-- start of DATASET ROWS --
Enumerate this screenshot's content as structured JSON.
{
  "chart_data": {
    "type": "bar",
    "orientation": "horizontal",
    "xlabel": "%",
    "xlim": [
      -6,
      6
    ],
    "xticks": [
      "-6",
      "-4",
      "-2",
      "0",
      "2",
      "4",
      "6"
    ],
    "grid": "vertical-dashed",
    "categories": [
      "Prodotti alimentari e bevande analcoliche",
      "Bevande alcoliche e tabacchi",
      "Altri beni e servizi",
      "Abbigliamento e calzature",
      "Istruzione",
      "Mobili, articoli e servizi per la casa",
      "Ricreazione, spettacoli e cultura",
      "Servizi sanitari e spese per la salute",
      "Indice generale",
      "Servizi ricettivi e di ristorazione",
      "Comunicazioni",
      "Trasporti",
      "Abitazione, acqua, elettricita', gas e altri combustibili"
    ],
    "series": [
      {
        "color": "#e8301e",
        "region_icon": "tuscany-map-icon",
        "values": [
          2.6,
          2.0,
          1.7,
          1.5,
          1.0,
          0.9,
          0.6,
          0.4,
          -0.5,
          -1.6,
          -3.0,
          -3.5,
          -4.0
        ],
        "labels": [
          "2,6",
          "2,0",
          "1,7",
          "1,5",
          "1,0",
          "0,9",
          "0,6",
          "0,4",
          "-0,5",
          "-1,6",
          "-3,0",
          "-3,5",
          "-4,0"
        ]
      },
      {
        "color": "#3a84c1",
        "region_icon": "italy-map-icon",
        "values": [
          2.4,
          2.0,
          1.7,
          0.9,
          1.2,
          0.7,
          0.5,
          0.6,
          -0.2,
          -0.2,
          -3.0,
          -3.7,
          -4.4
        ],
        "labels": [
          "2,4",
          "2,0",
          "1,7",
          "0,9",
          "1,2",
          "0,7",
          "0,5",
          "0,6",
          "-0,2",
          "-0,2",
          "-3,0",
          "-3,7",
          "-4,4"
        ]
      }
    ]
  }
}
-- end of DATASET ROWS --
■ DIRECTIONS
Exactly reproduce every line found in the records.

■ WRITTEN RESPONSE
Enumerate this screenshot's content as structured JSON.
{
  "chart_data": {
    "type": "bar",
    "orientation": "horizontal",
    "xlabel": "%",
    "xlim": [
      -6,
      6
    ],
    "xticks": [
      "-6",
      "-4",
      "-2",
      "0",
      "2",
      "4",
      "6"
    ],
    "grid": "vertical-dashed",
    "categories": [
      "Prodotti alimentari e bevande analcoliche",
      "Bevande alcoliche e tabacchi",
      "Altri beni e servizi",
      "Abbigliamento e calzature",
      "Istruzione",
      "Mobili, articoli e servizi per la casa",
      "Ricreazione, spettacoli e cultura",
      "Servizi sanitari e spese per la salute",
      "Indice generale",
      "Servizi ricettivi e di ristorazione",
      "Comunicazioni",
      "Trasporti",
      "Abitazione, acqua, elettricita', gas e altri combustibili"
    ],
    "series": [
      {
        "color": "#e8301e",
        "region_icon": "tuscany-map-icon",
        "values": [
          2.6,
          2.0,
          1.7,
          1.5,
          1.0,
          0.9,
          0.6,
          0.4,
          -0.5,
          -1.6,
          -3.0,
          -3.5,
          -4.0
        ],
        "labels": [
          "2,6",
          "2,0",
          "1,7",
          "1,5",
          "1,0",
          "0,9",
          "0,6",
          "0,4",
          "-0,5",
          "-1,6",
          "-3,0",
          "-3,5",
          "-4,0"
        ]
      },
      {
        "color": "#3a84c1",
        "region_icon": "italy-map-icon",
        "values": [
          2.4,
          2.0,
          1.7,
          0.9,
          1.2,
          0.7,
          0.5,
          0.6,
          -0.2,
          -0.2,
          -3.0,
          -3.7,
          -4.4
        ],
        "labels": [
          "2,4",
          "2,0",
          "1,7",
          "0,9",
          "1,2",
          "0,7",
          "0,5",
          "0,6",
          "-0,2",
          "-0,2",
          "-3,0",
          "-3,7",
          "-4,4"
        ]
      }
    ]
  }
}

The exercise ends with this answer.